• _EXERCISE DESCRIPTION_
Reproduce the records below verbatim, from the line containing "right-tick-label: 30 — [700, 487, 725, 511]" through the line containing "y-tick-label: 0.05 — [68, 152, 113, 176]", both included.

* * * * *

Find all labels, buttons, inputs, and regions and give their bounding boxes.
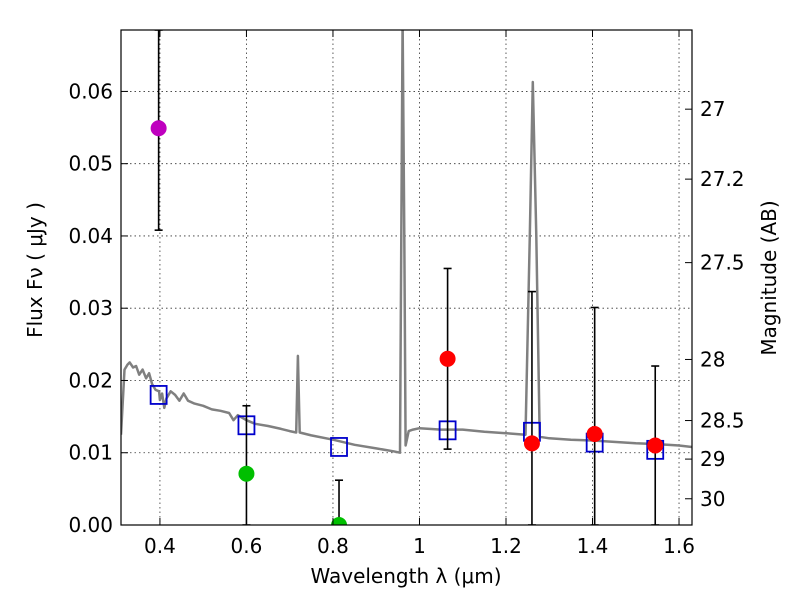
right-tick-label: 30 — [700, 487, 725, 511]
right-tick-label: 27.2 — [700, 167, 745, 191]
x-tick-label: 1.2 — [490, 534, 522, 558]
right-tick-label: 28 — [700, 347, 725, 371]
model-spectrum-line — [121, 30, 692, 454]
plot-frame — [120, 29, 693, 526]
y-tick-label: 0.03 — [68, 296, 113, 320]
right-tick-label: 27.5 — [700, 251, 745, 275]
x-tick-label: 0.8 — [317, 534, 349, 558]
observed-flux-point — [647, 437, 664, 454]
right-tick-label: 27 — [700, 97, 725, 121]
y-tick-label: 0.04 — [68, 224, 113, 248]
plot-area — [121, 30, 692, 525]
observed-flux-point — [586, 425, 603, 442]
grid-lines — [121, 30, 692, 525]
model-photometry-square — [149, 385, 168, 405]
y-axis-label: Flux Fν ( μJy ) — [23, 202, 47, 338]
y-tick-label: 0.05 — [68, 152, 113, 176]
axis-ticks: 0.4 0.6 0.8 1 1.2 1.4 1.6 0.00 0.01 0.02 0.03 0.04 0… — [68, 30, 745, 558]
x-axis-label: Wavelength λ (μm) — [310, 564, 501, 588]
observed-flux-point — [331, 517, 348, 525]
y-tick-label: 0.00 — [68, 513, 113, 537]
y-tick-label: 0.06 — [68, 79, 113, 103]
x-tick-label: 1.4 — [577, 534, 609, 558]
x-tick-label: 0.4 — [144, 534, 176, 558]
right-tick-label: 29 — [700, 447, 725, 471]
observed-flux-point — [238, 465, 255, 482]
right-axis-label: Magnitude (AB) — [757, 200, 781, 355]
x-tick-label: 0.6 — [231, 534, 263, 558]
x-tick-label: 1.6 — [663, 534, 695, 558]
observed-flux-point — [439, 350, 456, 367]
y-tick-label: 0.01 — [68, 441, 113, 465]
y-tick-label: 0.02 — [68, 368, 113, 392]
model-photometry-square — [330, 437, 348, 457]
right-tick-label: 28.5 — [700, 409, 745, 433]
x-tick-label: 1 — [413, 534, 426, 558]
observed-flux-point — [523, 435, 540, 452]
observed-flux-point — [150, 120, 167, 137]
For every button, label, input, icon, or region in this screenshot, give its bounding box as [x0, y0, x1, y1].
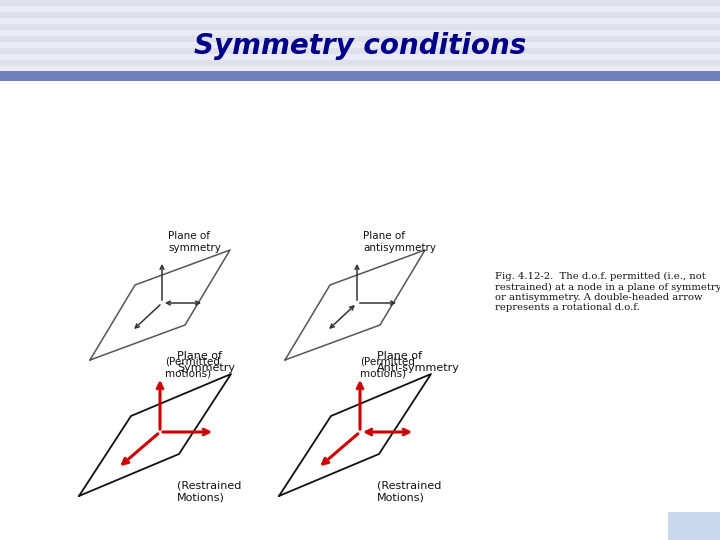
Bar — [0, 0, 720, 6]
Bar — [0, 24, 720, 30]
Bar — [0, 36, 720, 42]
Text: Plane of
symmetry: Plane of symmetry — [168, 232, 221, 253]
Bar — [0, 78, 720, 84]
Bar — [0, 30, 720, 36]
Text: (Restrained
Motions): (Restrained Motions) — [377, 481, 441, 503]
Text: (Permitted
motions): (Permitted motions) — [165, 357, 220, 379]
Text: Plane of
Symmetry: Plane of Symmetry — [177, 352, 235, 373]
Text: Plane of
antisymmetry: Plane of antisymmetry — [363, 232, 436, 253]
Bar — [0, 48, 720, 54]
Bar — [0, 12, 720, 18]
Bar — [0, 18, 720, 24]
Bar — [0, 6, 720, 12]
Bar — [0, 60, 720, 66]
Bar — [668, 512, 720, 540]
Text: (Permitted
motions): (Permitted motions) — [360, 357, 415, 379]
Bar — [0, 72, 720, 78]
Bar — [0, 66, 720, 72]
Bar — [0, 81, 720, 540]
Text: Fig. 4.12-2.  The d.o.f. permitted (i.e., not
restrained) at a node in a plane o: Fig. 4.12-2. The d.o.f. permitted (i.e.,… — [495, 272, 720, 313]
Bar — [0, 81, 720, 85]
Text: Plane of
Anti-symmetry: Plane of Anti-symmetry — [377, 352, 460, 373]
Bar — [0, 71, 720, 81]
Text: Symmetry conditions: Symmetry conditions — [194, 32, 526, 60]
Text: (Restrained
Motions): (Restrained Motions) — [177, 481, 241, 503]
Bar — [0, 54, 720, 60]
Bar — [0, 42, 720, 48]
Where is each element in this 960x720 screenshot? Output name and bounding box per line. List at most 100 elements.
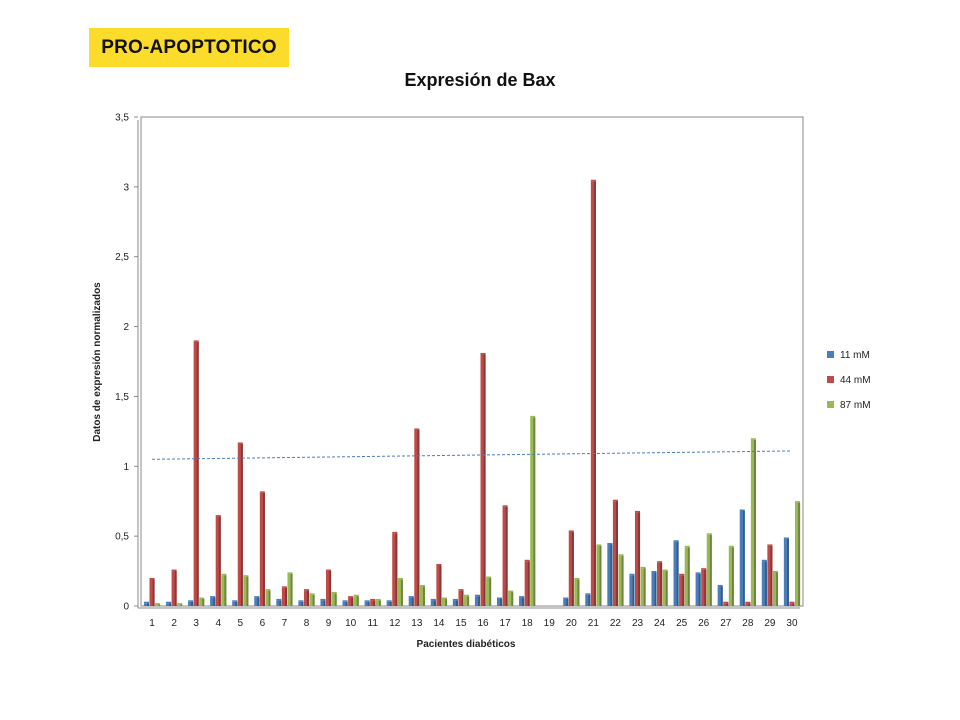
bar-top [171,569,177,572]
bar-shade [174,571,177,606]
bar-top [789,601,795,604]
bar-top [287,572,293,574]
bar [281,587,287,606]
bar [772,572,779,606]
bar [452,600,458,606]
x-tick-label: 28 [742,618,754,629]
x-tick-label: 8 [304,618,310,629]
bar [574,579,580,606]
x-tick-label: 5 [238,618,244,629]
bar [728,547,734,606]
bar [607,544,613,606]
bar-top [265,589,271,591]
y-tick-label: 1 [123,462,129,473]
bar-shade [527,561,530,606]
bar [254,597,260,606]
bar-shade [660,562,663,606]
bar [717,586,723,606]
bar [612,501,618,606]
bar-shade [235,601,238,606]
bar-shade [268,590,271,606]
x-tick-label: 2 [171,618,177,629]
bar-top [259,491,265,493]
bar-shade [571,531,574,606]
bar-shade [489,578,492,606]
x-tick-label: 18 [522,618,534,629]
bar [789,603,795,606]
bar [634,512,641,606]
bar [155,604,161,606]
bar-top [143,601,149,604]
bar-top [651,570,657,573]
bar-top [303,589,310,591]
bar-top [486,576,492,579]
bar-shade [599,545,602,606]
bar-top [254,596,260,598]
y-tick-label: 2,5 [115,252,129,263]
bar-shade [224,575,227,606]
bar-shade [191,601,194,606]
bar [320,600,326,606]
bar-shade [616,501,618,606]
x-tick-label: 9 [326,618,332,629]
bar-top [199,597,205,600]
bar-top [243,575,249,577]
bar-top [452,598,458,601]
bar [739,510,745,606]
bar-shade [323,600,326,606]
bar-shade [400,579,403,606]
x-tick-label: 4 [215,618,221,629]
bar [397,579,403,606]
bar-top [795,501,801,503]
bar-top [524,559,530,562]
bar [193,341,199,606]
bar [221,575,227,606]
bar-top [474,594,480,597]
bar [684,547,690,606]
bar-top [723,601,729,604]
bar-top [430,598,436,601]
bar-shade [709,534,712,606]
x-axis-title: Pacientes diabéticos [417,639,516,650]
x-tick-label: 3 [193,618,199,629]
bar [414,429,420,606]
bar-shade [505,506,508,606]
bar [679,575,685,606]
bar [568,531,574,606]
bar [188,601,194,606]
bar-shade [764,561,767,606]
bar-shade [792,603,795,606]
bar [795,502,801,606]
bar [210,597,216,606]
bar-shade [682,575,685,606]
bar [177,604,183,606]
bar [662,571,668,606]
y-tick-label: 2 [123,322,129,333]
x-tick-label: 26 [698,618,710,629]
x-tick-label: 16 [477,618,489,629]
bar-top [761,559,767,562]
bar [480,354,486,606]
bar-shade [301,601,304,606]
trendline [152,450,792,460]
bar-shade [698,573,701,606]
bar-shade [467,596,470,606]
bar [298,601,304,606]
bar [441,599,448,606]
bar-top [364,600,370,602]
bar-shade [522,597,525,606]
bar [143,603,149,606]
bar-top [706,533,712,535]
bar-shade [218,516,221,606]
bar-shade [351,597,354,606]
x-tick-label: 14 [433,618,445,629]
bar [723,603,729,606]
bar-shade [158,604,161,606]
bar-shade [279,600,282,606]
bar [259,492,265,606]
bar-top [215,515,221,517]
bar-top [309,593,315,595]
bar-shade [687,547,690,606]
bar-top [392,531,398,534]
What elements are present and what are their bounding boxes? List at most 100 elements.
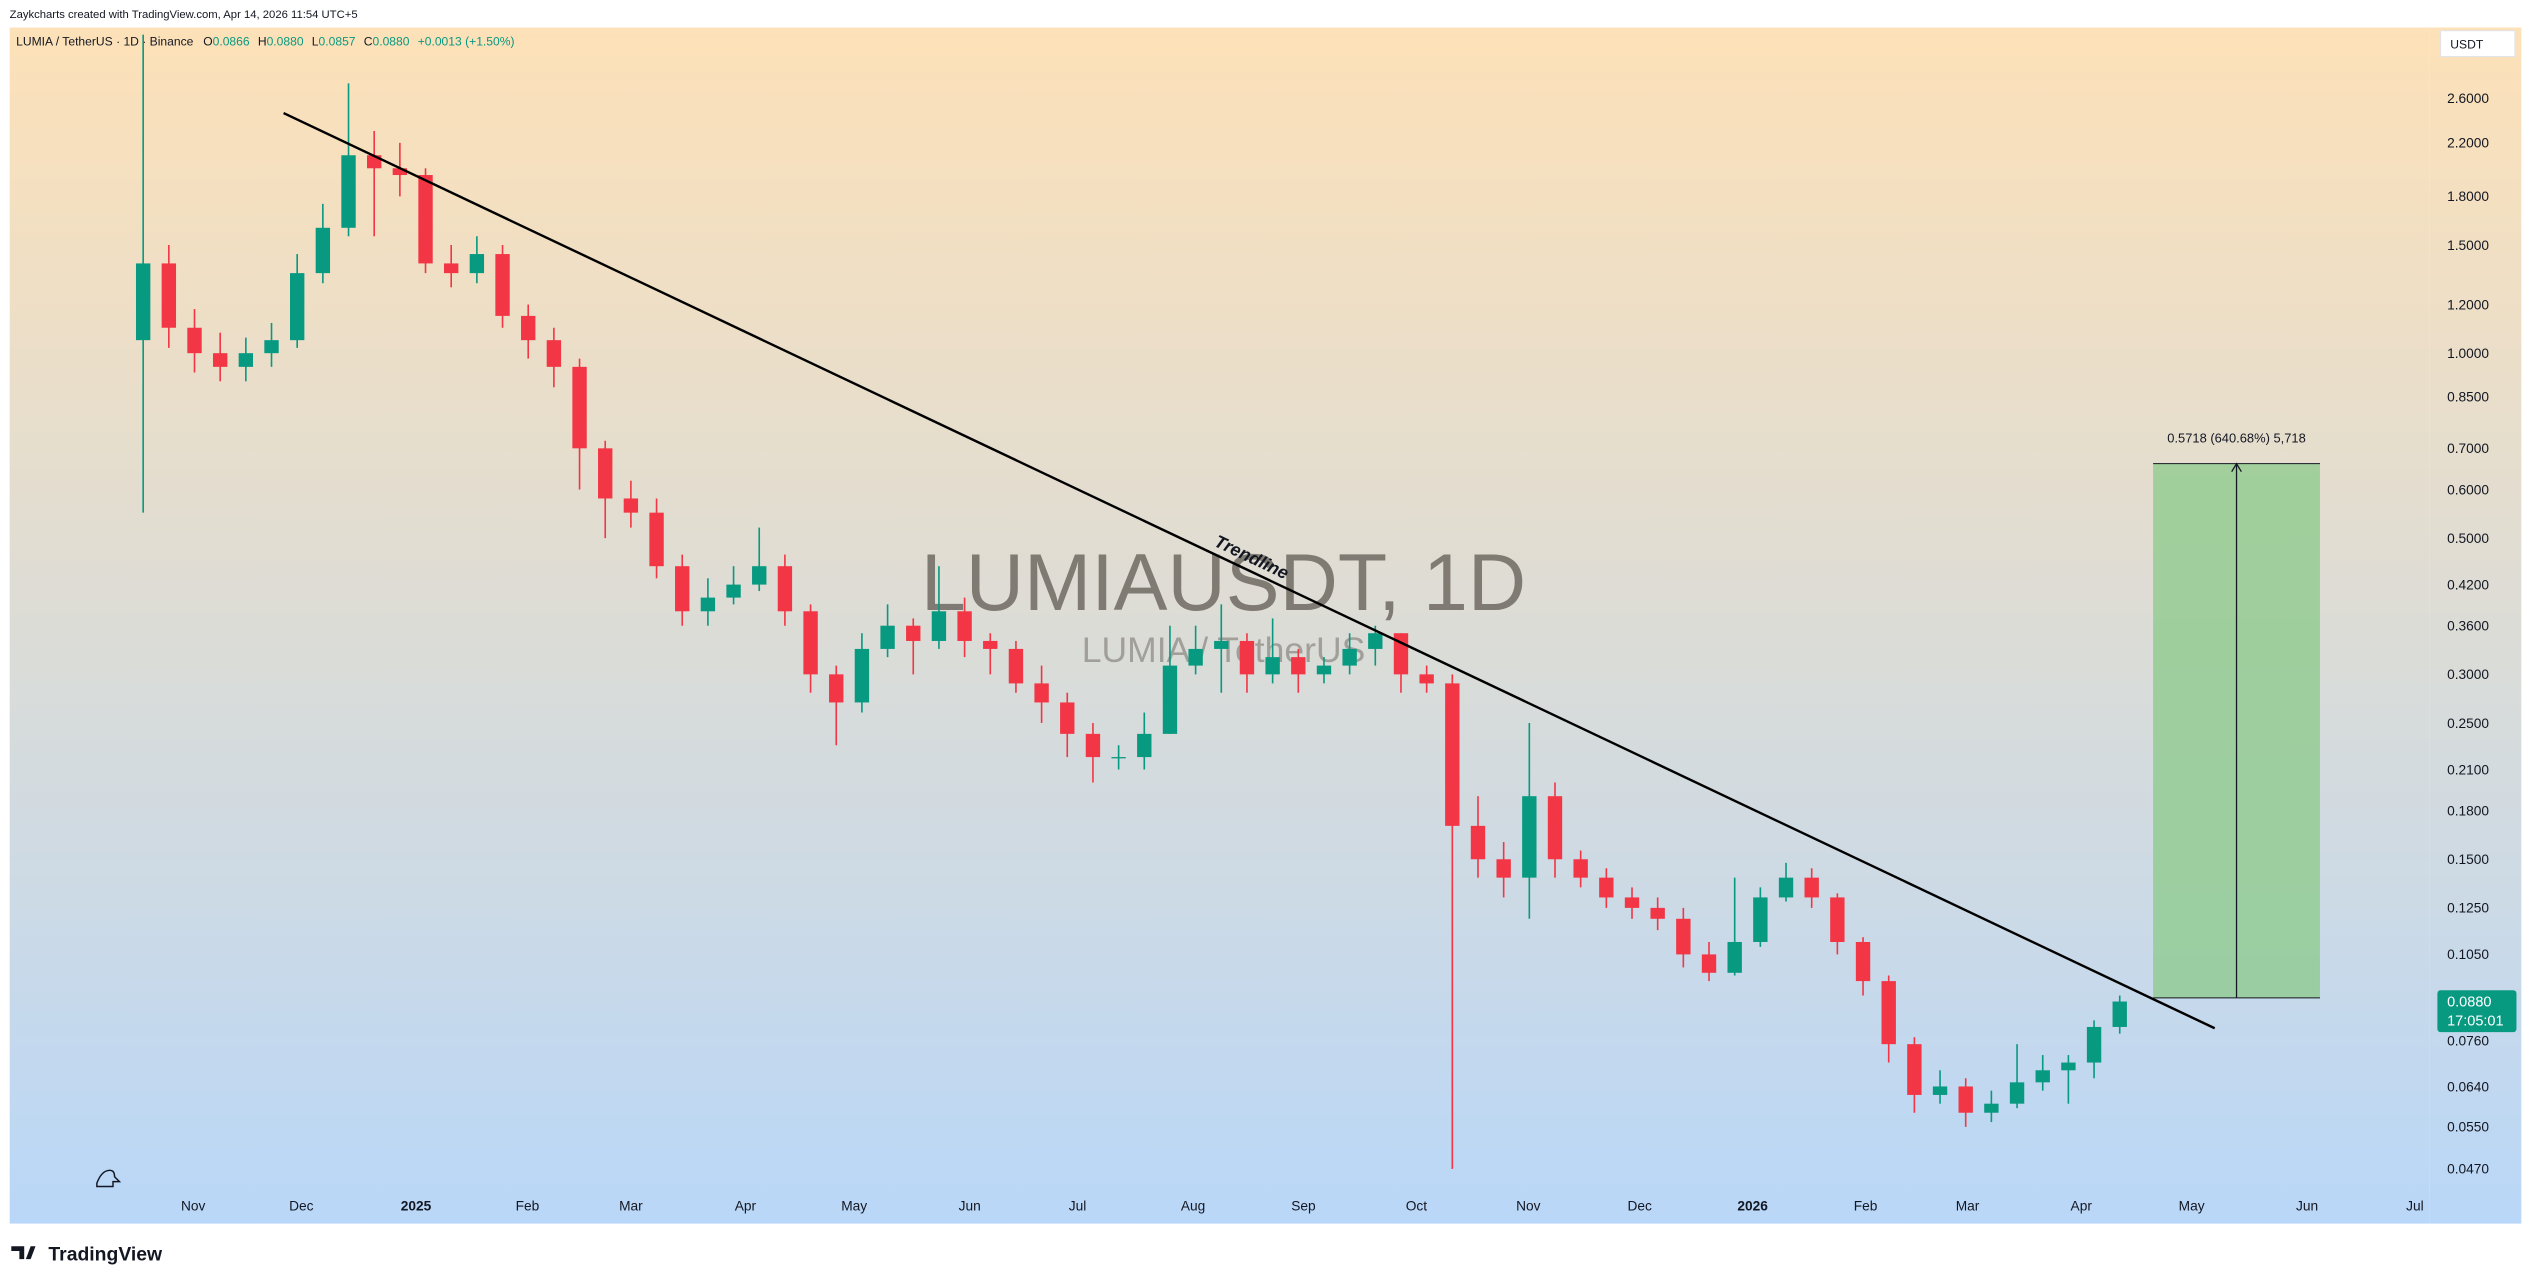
watermark-description: LUMIA / TetherUS (1082, 630, 1365, 670)
candle (1932, 1070, 1948, 1104)
candle (1034, 665, 1049, 723)
y-tick-label: 0.0640 (2447, 1079, 2489, 1094)
candle-body (2112, 1001, 2127, 1027)
ohlc-key: C (364, 34, 373, 48)
candle (777, 554, 793, 626)
candle-body (572, 366, 587, 449)
plot-background (9, 27, 2430, 1224)
candle (1778, 862, 1794, 902)
tradingview-logo: TradingView (11, 1244, 163, 1266)
x-tick-label: Dec (289, 1199, 314, 1214)
x-tick-label: Mar (1956, 1199, 1980, 1214)
candle-body (289, 273, 305, 341)
ohlc-key: L (312, 34, 319, 48)
y-tick-label: 0.4200 (2447, 577, 2489, 592)
candle (700, 578, 716, 626)
candle-body (1753, 897, 1768, 942)
x-tick-label: Feb (1854, 1199, 1878, 1214)
candle (1368, 625, 1383, 666)
candle (1239, 633, 1255, 693)
candle (212, 332, 228, 382)
symbol: LUMIA / TetherUS · 1D · Binance (16, 34, 193, 48)
candle-body (1804, 877, 1819, 898)
candle (1830, 893, 1845, 955)
candle-body (187, 327, 202, 354)
candle (1342, 633, 1357, 675)
y-tick-label: 0.6000 (2447, 482, 2489, 497)
y-tick-label: 0.1800 (2447, 803, 2489, 818)
candle (1804, 868, 1819, 908)
y-tick-label: 0.3000 (2447, 667, 2489, 682)
last-price-label: 0.0880 (2447, 994, 2491, 1010)
candle-body (777, 566, 793, 612)
measure-label: 0.5718 (640.68%) 5,718 (2167, 431, 2306, 446)
x-tick-label: Oct (1406, 1199, 1428, 1214)
candle (1008, 640, 1024, 693)
x-tick-label: Nov (1516, 1199, 1541, 1214)
candle (1984, 1090, 1999, 1123)
candle (1701, 941, 1717, 982)
candle-body (2035, 1070, 2050, 1083)
candle (1085, 722, 1101, 783)
candle-body (1060, 702, 1075, 734)
candle-body (906, 625, 921, 641)
candle-body (1265, 657, 1280, 675)
candle-body (469, 254, 485, 274)
candle (2086, 1020, 2102, 1079)
candle-body (1239, 640, 1255, 675)
trendline (283, 111, 2216, 1030)
y-tick-label: 0.1050 (2447, 947, 2489, 962)
candle-body (1419, 674, 1434, 684)
candle-body (392, 168, 408, 176)
candle-body (315, 227, 331, 274)
candle (1624, 887, 1640, 919)
candle (803, 604, 818, 693)
candle-body (598, 448, 613, 499)
currency-box[interactable] (2440, 30, 2516, 58)
candle (161, 245, 177, 348)
candle-body (1984, 1103, 1999, 1113)
candle-body (1085, 733, 1101, 758)
candle (1573, 850, 1588, 888)
x-tick-label: Sep (1291, 1199, 1316, 1214)
x-tick-label: May (841, 1199, 867, 1214)
candle-body (495, 254, 510, 316)
y-tick-label: 0.2100 (2447, 762, 2489, 777)
candle-body (957, 611, 972, 641)
candle-body (444, 263, 459, 274)
candle (2061, 1055, 2076, 1104)
candle (1419, 665, 1434, 693)
x-tick-label: 2025 (401, 1199, 432, 1214)
candle-body (2009, 1082, 2025, 1104)
watermark-symbol: LUMIAUSDT, 1D (921, 538, 1526, 628)
candle-body (1034, 683, 1049, 703)
candle (572, 358, 587, 490)
candle (1855, 937, 1871, 996)
candle (289, 254, 305, 348)
candle-body (264, 340, 279, 354)
candle (983, 633, 998, 675)
x-tick-label: Mar (619, 1199, 643, 1214)
candle-body (2086, 1026, 2102, 1063)
candle (726, 566, 741, 605)
y-tick-label: 2.6000 (2447, 91, 2489, 106)
candle-body (1162, 665, 1178, 734)
candle-body (1701, 954, 1717, 973)
candle-body (1470, 825, 1486, 860)
candle-body (983, 640, 998, 649)
candle-body (1214, 640, 1229, 649)
candle-body (1291, 657, 1306, 675)
candle (1188, 625, 1203, 675)
candle-body (1522, 796, 1537, 878)
y-tick-label: 0.3600 (2447, 619, 2489, 634)
candle (1881, 975, 1896, 1063)
candle (2035, 1055, 2050, 1091)
candle-body (1137, 733, 1152, 758)
candle (623, 480, 639, 528)
dino-icon[interactable] (96, 1169, 122, 1188)
candle (1650, 897, 1665, 931)
candle (392, 142, 408, 197)
candle (1162, 625, 1178, 734)
candle-body (1855, 941, 1871, 982)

* * * * *

• _EXERCISE SOLUTION_
right-tick-label: 30 — [700, 487, 725, 511]
right-tick-label: 27.2 — [700, 167, 745, 191]
x-tick-label: 1.2 — [490, 534, 522, 558]
right-tick-label: 28 — [700, 347, 725, 371]
model-spectrum-line — [121, 30, 692, 454]
plot-frame — [120, 29, 693, 526]
y-tick-label: 0.03 — [68, 296, 113, 320]
right-tick-label: 27.5 — [700, 251, 745, 275]
x-tick-label: 0.8 — [317, 534, 349, 558]
observed-flux-point — [647, 437, 664, 454]
right-tick-label: 27 — [700, 97, 725, 121]
y-tick-label: 0.04 — [68, 224, 113, 248]
plot-area — [121, 30, 692, 525]
observed-flux-point — [586, 425, 603, 442]
grid-lines — [121, 30, 692, 525]
model-photometry-square — [149, 385, 168, 405]
y-axis-label: Flux Fν ( μJy ) — [23, 202, 47, 338]
y-tick-label: 0.05 — [68, 152, 113, 176]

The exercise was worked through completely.